--- Start Rows ---

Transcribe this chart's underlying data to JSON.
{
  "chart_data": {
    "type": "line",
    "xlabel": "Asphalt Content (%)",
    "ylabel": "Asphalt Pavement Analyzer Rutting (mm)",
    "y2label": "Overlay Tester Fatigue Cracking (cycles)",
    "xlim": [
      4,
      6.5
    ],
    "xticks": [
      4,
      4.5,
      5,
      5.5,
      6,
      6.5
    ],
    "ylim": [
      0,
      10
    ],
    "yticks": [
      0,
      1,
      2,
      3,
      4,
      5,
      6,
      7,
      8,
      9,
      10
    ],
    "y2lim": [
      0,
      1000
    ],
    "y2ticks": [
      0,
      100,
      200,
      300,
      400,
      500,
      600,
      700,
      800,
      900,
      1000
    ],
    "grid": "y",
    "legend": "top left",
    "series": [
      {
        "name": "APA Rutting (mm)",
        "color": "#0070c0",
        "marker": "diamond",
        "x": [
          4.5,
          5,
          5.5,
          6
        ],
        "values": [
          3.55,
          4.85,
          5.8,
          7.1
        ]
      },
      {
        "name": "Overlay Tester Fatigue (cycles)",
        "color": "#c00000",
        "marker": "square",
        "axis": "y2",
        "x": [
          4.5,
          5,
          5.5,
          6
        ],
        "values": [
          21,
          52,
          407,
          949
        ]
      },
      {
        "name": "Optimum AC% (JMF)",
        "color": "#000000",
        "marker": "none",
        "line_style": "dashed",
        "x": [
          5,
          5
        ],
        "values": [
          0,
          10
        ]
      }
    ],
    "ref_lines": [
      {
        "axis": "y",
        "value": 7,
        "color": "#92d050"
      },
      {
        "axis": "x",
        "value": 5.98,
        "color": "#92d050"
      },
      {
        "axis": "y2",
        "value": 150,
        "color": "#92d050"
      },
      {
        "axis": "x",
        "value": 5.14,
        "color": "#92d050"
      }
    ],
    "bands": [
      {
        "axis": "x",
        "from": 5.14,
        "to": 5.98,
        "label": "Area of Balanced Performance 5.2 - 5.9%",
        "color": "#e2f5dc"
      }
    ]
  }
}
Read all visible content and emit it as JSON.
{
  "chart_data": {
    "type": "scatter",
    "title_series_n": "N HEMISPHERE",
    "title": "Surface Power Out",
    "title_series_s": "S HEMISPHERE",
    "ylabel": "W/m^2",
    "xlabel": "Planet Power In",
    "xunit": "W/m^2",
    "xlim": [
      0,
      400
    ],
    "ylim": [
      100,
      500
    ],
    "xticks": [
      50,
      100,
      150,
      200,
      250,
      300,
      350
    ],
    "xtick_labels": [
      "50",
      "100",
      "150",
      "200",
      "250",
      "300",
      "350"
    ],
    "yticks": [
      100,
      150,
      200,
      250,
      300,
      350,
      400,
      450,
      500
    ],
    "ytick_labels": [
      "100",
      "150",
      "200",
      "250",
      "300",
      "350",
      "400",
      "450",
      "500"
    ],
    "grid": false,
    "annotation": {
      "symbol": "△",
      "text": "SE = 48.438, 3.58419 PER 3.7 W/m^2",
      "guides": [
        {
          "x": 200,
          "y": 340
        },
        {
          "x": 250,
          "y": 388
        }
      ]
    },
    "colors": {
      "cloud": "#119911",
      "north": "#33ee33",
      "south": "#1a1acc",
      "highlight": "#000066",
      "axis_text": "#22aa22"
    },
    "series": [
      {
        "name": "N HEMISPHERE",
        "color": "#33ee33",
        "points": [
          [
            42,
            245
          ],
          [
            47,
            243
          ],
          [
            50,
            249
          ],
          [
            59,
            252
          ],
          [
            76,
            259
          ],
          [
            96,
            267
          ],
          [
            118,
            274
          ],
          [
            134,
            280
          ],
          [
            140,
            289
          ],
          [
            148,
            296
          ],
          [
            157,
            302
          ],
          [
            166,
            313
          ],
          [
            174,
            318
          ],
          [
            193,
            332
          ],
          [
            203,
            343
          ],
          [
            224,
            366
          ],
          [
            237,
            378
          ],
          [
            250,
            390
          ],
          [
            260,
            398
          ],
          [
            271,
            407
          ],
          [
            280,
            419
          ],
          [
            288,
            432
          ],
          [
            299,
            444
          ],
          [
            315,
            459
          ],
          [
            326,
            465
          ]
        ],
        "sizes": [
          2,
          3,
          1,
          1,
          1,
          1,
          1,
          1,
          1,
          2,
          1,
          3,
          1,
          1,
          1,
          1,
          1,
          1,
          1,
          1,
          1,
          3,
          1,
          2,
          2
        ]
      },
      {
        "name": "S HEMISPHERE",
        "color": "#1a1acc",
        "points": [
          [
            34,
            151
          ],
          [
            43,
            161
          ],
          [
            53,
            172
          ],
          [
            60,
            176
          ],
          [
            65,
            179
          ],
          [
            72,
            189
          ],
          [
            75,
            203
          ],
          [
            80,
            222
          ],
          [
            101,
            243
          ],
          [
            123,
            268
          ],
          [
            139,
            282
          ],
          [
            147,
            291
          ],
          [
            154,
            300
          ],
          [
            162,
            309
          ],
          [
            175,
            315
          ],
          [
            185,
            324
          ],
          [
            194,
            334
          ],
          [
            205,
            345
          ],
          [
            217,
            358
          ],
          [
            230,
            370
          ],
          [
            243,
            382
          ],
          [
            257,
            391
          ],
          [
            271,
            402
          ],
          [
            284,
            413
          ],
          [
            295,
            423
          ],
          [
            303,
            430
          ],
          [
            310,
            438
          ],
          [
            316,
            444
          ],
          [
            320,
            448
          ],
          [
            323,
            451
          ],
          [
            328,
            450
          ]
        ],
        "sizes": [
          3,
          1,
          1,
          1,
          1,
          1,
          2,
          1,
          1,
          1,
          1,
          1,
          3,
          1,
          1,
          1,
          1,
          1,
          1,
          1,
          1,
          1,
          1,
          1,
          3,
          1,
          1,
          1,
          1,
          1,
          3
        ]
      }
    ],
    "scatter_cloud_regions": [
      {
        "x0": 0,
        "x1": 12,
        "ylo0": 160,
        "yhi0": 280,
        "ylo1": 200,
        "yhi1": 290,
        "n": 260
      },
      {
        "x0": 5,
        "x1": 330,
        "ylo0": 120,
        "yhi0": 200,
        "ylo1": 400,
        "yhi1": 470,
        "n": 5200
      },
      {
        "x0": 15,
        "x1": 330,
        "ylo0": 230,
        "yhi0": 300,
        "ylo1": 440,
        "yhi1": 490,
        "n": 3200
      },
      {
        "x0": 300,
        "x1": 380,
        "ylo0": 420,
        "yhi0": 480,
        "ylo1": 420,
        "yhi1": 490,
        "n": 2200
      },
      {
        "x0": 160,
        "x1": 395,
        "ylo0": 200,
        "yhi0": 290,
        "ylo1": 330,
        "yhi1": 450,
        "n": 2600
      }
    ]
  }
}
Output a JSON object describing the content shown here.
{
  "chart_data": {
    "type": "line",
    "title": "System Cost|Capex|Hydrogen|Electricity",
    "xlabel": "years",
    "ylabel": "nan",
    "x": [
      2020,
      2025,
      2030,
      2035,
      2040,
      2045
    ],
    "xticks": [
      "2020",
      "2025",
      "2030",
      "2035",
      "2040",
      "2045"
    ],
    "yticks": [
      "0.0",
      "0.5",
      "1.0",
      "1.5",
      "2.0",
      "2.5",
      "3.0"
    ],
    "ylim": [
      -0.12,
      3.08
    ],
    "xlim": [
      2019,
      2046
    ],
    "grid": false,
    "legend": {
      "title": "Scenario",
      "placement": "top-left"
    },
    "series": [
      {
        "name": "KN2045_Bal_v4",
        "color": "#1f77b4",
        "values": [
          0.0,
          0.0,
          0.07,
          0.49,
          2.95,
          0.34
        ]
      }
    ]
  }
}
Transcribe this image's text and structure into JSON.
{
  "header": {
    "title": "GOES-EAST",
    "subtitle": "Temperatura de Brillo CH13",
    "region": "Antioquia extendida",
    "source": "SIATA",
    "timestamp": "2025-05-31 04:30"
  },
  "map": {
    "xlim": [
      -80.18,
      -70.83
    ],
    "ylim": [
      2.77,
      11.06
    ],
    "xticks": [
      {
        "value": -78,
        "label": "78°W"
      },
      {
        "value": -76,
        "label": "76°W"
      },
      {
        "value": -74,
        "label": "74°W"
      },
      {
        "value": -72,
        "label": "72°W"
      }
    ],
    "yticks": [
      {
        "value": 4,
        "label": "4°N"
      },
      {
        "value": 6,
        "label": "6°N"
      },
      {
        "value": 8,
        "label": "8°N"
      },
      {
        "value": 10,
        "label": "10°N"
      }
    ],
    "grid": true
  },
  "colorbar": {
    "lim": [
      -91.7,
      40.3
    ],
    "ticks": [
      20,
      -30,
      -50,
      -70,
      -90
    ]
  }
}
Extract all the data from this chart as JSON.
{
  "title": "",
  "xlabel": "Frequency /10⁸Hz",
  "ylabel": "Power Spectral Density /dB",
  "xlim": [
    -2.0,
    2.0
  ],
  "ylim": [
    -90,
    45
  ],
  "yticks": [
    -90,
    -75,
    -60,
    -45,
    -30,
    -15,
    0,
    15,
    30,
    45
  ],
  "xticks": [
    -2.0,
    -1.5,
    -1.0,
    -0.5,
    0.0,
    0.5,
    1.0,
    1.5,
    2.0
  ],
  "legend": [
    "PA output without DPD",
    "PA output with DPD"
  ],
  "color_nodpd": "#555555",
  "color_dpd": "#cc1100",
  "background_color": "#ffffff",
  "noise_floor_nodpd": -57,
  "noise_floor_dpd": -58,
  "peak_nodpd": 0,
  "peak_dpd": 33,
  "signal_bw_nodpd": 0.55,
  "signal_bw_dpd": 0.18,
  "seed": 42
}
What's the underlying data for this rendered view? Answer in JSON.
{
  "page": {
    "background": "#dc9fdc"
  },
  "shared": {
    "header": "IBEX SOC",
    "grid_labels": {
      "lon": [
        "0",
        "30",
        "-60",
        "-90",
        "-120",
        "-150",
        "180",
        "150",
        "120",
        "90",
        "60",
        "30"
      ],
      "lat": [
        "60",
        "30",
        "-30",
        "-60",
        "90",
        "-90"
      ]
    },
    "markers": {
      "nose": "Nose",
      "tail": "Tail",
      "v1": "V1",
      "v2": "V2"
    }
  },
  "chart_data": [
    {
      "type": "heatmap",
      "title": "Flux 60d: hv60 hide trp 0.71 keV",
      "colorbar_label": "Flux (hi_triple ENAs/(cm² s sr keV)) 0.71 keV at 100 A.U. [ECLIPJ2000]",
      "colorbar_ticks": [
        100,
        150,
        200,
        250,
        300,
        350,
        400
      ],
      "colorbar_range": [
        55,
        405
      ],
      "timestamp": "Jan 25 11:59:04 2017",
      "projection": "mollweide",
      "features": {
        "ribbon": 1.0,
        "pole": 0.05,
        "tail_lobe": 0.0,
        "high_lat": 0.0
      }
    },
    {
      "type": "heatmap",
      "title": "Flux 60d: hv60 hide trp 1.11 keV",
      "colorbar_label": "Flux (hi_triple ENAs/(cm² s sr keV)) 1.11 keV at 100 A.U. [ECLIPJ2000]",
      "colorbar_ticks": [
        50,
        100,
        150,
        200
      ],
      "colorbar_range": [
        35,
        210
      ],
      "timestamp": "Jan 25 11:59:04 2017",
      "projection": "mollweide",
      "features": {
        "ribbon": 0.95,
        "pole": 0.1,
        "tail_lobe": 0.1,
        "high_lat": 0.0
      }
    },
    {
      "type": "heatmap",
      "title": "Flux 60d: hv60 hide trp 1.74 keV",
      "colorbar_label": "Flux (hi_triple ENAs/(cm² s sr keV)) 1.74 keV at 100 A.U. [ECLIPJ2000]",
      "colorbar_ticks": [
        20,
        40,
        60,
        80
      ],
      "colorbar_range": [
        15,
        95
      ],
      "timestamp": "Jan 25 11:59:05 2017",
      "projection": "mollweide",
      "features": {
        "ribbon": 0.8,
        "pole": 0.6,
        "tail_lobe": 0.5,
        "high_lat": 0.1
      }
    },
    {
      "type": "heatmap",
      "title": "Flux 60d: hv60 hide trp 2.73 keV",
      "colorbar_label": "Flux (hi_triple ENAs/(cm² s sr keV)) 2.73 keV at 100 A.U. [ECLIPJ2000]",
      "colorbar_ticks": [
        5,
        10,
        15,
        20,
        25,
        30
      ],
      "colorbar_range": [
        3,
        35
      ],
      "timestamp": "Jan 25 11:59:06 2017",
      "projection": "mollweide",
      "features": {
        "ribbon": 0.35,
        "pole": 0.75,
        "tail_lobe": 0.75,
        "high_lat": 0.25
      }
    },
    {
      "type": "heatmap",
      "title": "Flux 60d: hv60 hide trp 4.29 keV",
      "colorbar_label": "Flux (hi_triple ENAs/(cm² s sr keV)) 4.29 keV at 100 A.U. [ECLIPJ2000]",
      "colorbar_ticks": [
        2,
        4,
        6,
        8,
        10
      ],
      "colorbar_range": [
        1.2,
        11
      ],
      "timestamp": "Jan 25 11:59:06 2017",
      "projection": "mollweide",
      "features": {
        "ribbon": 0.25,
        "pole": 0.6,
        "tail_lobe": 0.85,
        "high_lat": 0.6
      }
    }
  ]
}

--- End Rows ---

Find every line that holds "ylabel" and copy it.

    "ylabel": "Asphalt Pavement Analyzer Rutting (mm)",
    "ylabel": "W/m^2",
    "ylabel": "nan",
  "ylabel": "Power Spectral Density /dB",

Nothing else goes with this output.